*What is expected*. For the data below, please report each line where the word "serious" is found.

[Data items]
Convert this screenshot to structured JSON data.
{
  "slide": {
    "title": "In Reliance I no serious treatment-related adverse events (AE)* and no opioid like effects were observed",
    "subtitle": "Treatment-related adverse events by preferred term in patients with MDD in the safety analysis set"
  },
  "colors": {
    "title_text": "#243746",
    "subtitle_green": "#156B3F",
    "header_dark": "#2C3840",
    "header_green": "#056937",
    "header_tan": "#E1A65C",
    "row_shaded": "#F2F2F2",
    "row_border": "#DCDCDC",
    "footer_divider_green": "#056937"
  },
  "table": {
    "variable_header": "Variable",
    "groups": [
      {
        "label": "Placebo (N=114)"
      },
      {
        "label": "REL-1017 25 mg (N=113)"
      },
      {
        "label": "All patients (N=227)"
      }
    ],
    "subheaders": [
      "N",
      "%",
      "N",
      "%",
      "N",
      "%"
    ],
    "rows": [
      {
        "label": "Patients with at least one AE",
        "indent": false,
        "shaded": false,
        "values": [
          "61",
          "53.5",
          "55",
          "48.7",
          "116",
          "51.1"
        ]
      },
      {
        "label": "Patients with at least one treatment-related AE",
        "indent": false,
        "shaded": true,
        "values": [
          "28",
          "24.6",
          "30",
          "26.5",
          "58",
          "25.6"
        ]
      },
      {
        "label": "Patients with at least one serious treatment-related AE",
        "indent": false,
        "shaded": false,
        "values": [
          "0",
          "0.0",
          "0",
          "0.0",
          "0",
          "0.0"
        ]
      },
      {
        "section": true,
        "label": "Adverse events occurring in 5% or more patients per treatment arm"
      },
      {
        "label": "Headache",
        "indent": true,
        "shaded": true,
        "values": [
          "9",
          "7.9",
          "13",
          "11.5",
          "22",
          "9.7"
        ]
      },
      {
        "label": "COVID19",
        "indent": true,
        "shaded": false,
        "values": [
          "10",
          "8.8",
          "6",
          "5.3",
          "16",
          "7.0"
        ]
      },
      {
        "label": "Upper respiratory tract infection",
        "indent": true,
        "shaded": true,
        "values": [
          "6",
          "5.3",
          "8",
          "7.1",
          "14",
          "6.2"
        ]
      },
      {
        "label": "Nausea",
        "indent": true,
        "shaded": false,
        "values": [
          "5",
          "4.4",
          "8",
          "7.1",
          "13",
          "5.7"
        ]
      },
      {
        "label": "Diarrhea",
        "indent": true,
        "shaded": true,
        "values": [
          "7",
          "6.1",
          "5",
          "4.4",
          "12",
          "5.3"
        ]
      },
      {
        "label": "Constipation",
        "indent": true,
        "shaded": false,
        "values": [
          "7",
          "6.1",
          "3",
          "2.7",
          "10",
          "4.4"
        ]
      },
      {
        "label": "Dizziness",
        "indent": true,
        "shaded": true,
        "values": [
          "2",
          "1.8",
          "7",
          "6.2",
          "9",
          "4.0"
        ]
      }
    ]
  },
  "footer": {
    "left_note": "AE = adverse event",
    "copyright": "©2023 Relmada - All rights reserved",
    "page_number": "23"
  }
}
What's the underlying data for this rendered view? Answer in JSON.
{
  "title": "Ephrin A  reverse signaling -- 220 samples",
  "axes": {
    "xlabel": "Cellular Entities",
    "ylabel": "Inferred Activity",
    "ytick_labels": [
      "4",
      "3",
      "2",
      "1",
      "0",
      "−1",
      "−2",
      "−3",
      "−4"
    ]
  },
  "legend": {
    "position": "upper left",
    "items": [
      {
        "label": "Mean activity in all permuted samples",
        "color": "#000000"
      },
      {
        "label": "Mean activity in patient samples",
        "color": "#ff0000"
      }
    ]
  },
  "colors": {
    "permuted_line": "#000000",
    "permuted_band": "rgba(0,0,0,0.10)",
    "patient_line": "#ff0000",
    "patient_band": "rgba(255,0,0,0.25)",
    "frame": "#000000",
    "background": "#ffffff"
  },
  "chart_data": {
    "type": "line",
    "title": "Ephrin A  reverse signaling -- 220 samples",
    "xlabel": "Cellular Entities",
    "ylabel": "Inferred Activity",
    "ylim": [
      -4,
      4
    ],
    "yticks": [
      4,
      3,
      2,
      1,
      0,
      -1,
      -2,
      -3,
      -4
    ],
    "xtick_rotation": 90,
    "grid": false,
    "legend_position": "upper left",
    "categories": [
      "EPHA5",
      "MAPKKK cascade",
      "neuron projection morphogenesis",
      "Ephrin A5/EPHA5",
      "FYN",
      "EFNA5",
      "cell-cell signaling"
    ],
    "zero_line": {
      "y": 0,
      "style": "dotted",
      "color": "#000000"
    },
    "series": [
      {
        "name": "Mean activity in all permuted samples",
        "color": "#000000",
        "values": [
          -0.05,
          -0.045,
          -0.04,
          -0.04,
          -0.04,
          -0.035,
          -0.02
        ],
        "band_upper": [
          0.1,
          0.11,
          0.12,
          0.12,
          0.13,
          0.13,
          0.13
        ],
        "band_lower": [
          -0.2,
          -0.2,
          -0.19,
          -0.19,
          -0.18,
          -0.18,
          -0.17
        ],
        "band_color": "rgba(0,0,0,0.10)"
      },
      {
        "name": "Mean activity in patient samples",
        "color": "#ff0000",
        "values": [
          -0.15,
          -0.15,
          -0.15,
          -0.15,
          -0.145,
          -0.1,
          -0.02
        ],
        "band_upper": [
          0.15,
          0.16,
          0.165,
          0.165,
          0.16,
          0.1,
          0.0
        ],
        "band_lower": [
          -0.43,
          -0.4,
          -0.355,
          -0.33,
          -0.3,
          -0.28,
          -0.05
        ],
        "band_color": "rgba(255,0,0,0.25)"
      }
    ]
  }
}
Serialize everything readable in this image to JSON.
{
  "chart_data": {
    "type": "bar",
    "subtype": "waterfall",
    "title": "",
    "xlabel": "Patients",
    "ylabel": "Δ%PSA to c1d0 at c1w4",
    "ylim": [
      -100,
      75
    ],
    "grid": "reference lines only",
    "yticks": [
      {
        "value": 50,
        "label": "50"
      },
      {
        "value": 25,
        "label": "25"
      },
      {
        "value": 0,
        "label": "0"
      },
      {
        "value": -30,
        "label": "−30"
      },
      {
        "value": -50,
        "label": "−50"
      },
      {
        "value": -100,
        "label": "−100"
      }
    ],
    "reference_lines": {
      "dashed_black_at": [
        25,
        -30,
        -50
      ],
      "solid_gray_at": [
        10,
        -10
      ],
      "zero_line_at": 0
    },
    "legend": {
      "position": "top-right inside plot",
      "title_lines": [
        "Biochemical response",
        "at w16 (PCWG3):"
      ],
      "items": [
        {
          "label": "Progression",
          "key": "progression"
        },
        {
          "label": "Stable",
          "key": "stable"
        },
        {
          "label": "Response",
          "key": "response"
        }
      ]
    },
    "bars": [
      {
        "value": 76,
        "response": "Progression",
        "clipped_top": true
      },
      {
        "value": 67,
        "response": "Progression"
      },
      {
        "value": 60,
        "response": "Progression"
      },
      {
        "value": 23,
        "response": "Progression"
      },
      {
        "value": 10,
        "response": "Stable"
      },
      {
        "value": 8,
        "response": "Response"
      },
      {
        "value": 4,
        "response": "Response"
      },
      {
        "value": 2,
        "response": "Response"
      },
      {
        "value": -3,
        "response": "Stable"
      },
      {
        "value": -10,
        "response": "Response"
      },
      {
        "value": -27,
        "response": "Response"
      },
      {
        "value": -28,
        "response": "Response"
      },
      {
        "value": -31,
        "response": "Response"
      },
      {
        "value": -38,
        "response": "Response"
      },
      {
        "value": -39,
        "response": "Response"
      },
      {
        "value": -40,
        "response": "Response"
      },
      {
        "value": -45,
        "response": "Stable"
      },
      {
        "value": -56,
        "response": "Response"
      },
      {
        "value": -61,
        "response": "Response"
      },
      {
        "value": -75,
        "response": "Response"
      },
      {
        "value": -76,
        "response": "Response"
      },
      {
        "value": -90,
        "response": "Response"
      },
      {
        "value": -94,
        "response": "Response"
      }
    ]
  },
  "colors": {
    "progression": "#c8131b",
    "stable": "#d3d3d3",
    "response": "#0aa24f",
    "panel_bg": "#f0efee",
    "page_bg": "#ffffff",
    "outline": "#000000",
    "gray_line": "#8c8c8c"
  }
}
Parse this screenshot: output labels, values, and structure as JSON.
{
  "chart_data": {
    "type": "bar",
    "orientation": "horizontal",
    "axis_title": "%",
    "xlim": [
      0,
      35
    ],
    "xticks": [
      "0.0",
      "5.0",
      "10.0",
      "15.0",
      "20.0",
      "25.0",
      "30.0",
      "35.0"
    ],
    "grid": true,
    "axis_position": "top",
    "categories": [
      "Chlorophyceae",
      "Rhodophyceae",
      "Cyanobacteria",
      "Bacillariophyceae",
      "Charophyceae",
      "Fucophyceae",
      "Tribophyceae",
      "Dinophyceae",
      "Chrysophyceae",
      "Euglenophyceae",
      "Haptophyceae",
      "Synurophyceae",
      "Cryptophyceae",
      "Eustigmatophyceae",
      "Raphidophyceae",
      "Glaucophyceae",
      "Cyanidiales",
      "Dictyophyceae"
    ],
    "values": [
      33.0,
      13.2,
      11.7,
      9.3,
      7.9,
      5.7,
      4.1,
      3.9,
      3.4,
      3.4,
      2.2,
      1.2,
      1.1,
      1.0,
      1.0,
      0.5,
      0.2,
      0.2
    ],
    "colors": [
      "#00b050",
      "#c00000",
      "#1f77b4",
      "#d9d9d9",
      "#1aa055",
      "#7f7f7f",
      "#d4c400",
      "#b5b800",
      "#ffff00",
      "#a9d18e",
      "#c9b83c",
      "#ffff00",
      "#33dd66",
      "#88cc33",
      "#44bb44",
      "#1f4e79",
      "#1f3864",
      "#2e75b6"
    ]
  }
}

*Response*.
    "title": "In Reliance I no serious treatment-related adverse events (AE)* and no opioid like effects were observed",
        "label": "Patients with at least one serious treatment-related AE",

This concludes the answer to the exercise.